**Excerpted data**
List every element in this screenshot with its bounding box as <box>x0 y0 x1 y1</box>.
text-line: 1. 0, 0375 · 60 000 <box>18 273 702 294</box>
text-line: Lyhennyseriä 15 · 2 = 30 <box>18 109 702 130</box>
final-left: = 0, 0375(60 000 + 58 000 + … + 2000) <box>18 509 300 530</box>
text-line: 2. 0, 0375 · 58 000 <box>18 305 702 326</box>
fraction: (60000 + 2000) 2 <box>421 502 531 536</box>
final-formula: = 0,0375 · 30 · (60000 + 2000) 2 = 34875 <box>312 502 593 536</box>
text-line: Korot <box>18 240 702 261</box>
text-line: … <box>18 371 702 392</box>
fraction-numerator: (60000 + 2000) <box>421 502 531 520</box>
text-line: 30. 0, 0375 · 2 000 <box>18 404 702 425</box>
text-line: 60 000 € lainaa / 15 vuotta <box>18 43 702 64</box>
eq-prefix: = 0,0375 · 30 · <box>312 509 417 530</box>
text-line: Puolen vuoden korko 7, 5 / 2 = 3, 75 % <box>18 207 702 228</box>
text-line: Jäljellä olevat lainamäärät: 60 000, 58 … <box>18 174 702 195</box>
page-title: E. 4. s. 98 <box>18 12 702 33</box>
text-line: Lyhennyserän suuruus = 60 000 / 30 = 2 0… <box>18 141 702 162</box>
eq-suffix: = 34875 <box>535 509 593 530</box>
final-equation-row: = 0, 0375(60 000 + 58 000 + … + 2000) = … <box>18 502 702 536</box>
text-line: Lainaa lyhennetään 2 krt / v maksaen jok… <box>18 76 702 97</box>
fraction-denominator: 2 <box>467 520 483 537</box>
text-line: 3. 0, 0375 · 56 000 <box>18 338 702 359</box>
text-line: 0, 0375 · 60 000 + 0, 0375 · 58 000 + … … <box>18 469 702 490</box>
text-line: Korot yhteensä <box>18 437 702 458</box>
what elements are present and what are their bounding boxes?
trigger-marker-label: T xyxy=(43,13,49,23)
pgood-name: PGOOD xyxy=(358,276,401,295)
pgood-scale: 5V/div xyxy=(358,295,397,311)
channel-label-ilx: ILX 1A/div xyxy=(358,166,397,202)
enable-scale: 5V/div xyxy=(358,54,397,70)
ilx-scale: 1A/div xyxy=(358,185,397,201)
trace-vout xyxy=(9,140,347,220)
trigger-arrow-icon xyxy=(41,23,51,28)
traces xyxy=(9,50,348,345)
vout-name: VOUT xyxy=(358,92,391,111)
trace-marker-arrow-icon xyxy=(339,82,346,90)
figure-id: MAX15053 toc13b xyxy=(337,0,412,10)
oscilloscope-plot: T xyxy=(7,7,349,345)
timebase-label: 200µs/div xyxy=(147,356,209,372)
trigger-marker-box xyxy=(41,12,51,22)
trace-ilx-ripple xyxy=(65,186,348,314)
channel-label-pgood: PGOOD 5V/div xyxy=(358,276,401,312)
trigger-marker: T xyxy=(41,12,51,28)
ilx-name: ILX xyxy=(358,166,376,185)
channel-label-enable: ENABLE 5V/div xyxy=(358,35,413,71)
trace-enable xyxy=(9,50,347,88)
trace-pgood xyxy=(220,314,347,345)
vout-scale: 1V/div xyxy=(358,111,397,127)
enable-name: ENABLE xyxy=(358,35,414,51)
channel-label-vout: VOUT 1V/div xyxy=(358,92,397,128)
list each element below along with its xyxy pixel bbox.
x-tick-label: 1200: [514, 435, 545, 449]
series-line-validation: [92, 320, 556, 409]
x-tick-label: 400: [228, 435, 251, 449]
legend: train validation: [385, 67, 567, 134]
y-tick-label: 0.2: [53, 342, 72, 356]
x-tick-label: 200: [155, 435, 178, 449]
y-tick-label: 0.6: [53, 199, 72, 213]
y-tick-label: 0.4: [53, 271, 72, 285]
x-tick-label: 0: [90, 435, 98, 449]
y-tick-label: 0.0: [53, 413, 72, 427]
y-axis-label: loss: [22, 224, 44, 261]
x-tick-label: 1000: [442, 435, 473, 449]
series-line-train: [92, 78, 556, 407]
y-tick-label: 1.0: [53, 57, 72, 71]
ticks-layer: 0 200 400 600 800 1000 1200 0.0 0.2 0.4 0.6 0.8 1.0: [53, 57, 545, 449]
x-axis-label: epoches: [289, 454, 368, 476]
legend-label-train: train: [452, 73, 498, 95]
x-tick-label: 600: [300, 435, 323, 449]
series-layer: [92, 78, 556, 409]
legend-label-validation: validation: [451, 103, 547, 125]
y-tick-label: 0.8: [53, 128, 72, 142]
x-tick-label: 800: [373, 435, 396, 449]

**Task statement**
Turn every row above into a JSON list of strings, with one string per line and no blank lines.

**Output of the exercise**
[
  "List every element in this screenshot with its bounding box as <box>x0 y0 x1 y1</box>.",
  "text-line: 1. 0, 0375 · 60 000 <box>18 273 702 294</box>",
  "text-line: Lyhennyseriä 15 · 2 = 30 <box>18 109 702 130</box>",
  "final-left: = 0, 0375(60 000 + 58 000 + … + 2000) <box>18 509 300 530</box>",
  "text-line: 2. 0, 0375 · 58 000 <box>18 305 702 326</box>",
  "fraction: (60000 + 2000) 2 <box>421 502 531 536</box>",
  "final-formula: = 0,0375 · 30 · (60000 + 2000) 2 = 34875 <box>312 502 593 536</box>",
  "text-line: Korot <box>18 240 702 261</box>",
  "text-line: … <box>18 371 702 392</box>",
  "fraction-numerator: (60000 + 2000) <box>421 502 531 520</box>",
  "text-line: 30. 0, 0375 · 2 000 <box>18 404 702 425</box>",
  "text-line: 60 000 € lainaa / 15 vuotta <box>18 43 702 64</box>",
  "eq-prefix: = 0,0375 · 30 · <box>312 509 417 530</box>",
  "text-line: Puolen vuoden korko 7, 5 / 2 = 3, 75 % <box>18 207 702 228</box>",
  "text-line: Jäljellä olevat lainamäärät: 60 000, 58 … <box>18 174 702 195</box>",
  "page-title: E. 4. s. 98 <box>18 12 702 33</box>",
  "text-line: Lyhennyserän suuruus = 60 000 / 30 = 2 0… <box>18 141 702 162</box>",
  "eq-suffix: = 34875 <box>535 509 593 530</box>",
  "final-equation-row: = 0, 0375(60 000 + 58 000 + … + 2000) = … <box>18 502 702 536</box>",
  "text-line: Lainaa lyhennetään 2 krt / v maksaen jok… <box>18 76 702 97</box>",
  "fraction-denominator: 2 <box>467 520 483 537</box>",
  "text-line: 3. 0, 0375 · 56 000 <box>18 338 702 359</box>",
  "text-line: 0, 0375 · 60 000 + 0, 0375 · 58 000 + … … <box>18 469 702 490</box>",
  "text-line: Korot yhteensä <box>18 437 702 458</box>",
  "what elements are present and what are their bounding boxes?",
  "trigger-marker-label: T xyxy=(43,13,49,23)",
  "pgood-name: PGOOD xyxy=(358,276,401,295)",
  "pgood-scale: 5V/div xyxy=(358,295,397,311)",
  "channel-label-ilx: ILX 1A/div xyxy=(358,166,397,202)",
  "enable-scale: 5V/div xyxy=(358,54,397,70)",
  "ilx-scale: 1A/div xyxy=(358,185,397,201)",
  "trace-vout xyxy=(9,140,347,220)",
  "trigger-arrow-icon xyxy=(41,23,51,28)",
  "traces xyxy=(9,50,348,345)",
  "vout-name: VOUT xyxy=(358,92,391,111)",
  "trace-marker-arrow-icon xyxy=(339,82,346,90)",
  "figure-id: MAX15053 toc13b xyxy=(337,0,412,10)",
  "oscilloscope-plot: T xyxy=(7,7,349,345)",
  "timebase-label: 200µs/div xyxy=(147,356,209,372)",
  "trigger-marker-box xyxy=(41,12,51,22)",
  "trace-ilx-ripple xyxy=(65,186,348,314)",
  "channel-label-pgood: PGOOD 5V/div xyxy=(358,276,401,312)",
  "trigger-marker: T xyxy=(41,12,51,28)",
  "ilx-name: ILX xyxy=(358,166,376,185)",
  "channel-label-enable: ENABLE 5V/div xyxy=(358,35,413,71)",
  "trace-enable xyxy=(9,50,347,88)",
  "trace-pgood xyxy=(220,314,347,345)",
  "vout-scale: 1V/div xyxy=(358,111,397,127)",
  "enable-name: ENABLE xyxy=(358,35,414,51)",
  "channel-label-vout: VOUT 1V/div xyxy=(358,92,397,128)",
  "list each element below along with its xyxy pixel bbox.",
  "x-tick-label: 1200: [514, 435, 545, 449]",
  "series-line-validation: [92, 320, 556, 409]",
  "x-tick-label: 400: [228, 435, 251, 449]",
  "legend: train validation: [385, 67, 567, 134]",
  "y-tick-label: 0.2: [53, 342, 72, 356]",
  "x-tick-label: 200: [155, 435, 178, 449]",
  "y-tick-label: 0.6: [53, 199, 72, 213]",
  "y-tick-label: 0.4: [53, 271, 72, 285]",
  "x-tick-label: 0: [90, 435, 98, 449]",
  "y-tick-label: 0.0: [53, 413, 72, 427]",
  "y-axis-label: loss: [22, 224, 44, 261]",
  "x-tick-label: 1000: [442, 435, 473, 449]",
  "series-line-train: [92, 78, 556, 407]",
  "y-tick-label: 1.0: [53, 57, 72, 71]",
  "ticks-layer: 0 200 400 600 800 1000 1200 0.0 0.2 0.4 0.6 0.8 1.0: [53, 57, 545, 449]",
  "x-axis-label: epoches: [289, 454, 368, 476]",
  "legend-label-train: train: [452, 73, 498, 95]",
  "x-tick-label: 600: [300, 435, 323, 449]",
  "series-layer: [92, 78, 556, 409]",
  "legend-label-validation: validation: [451, 103, 547, 125]",
  "y-tick-label: 0.8: [53, 128, 72, 142]",
  "x-tick-label: 800: [373, 435, 396, 449]"
]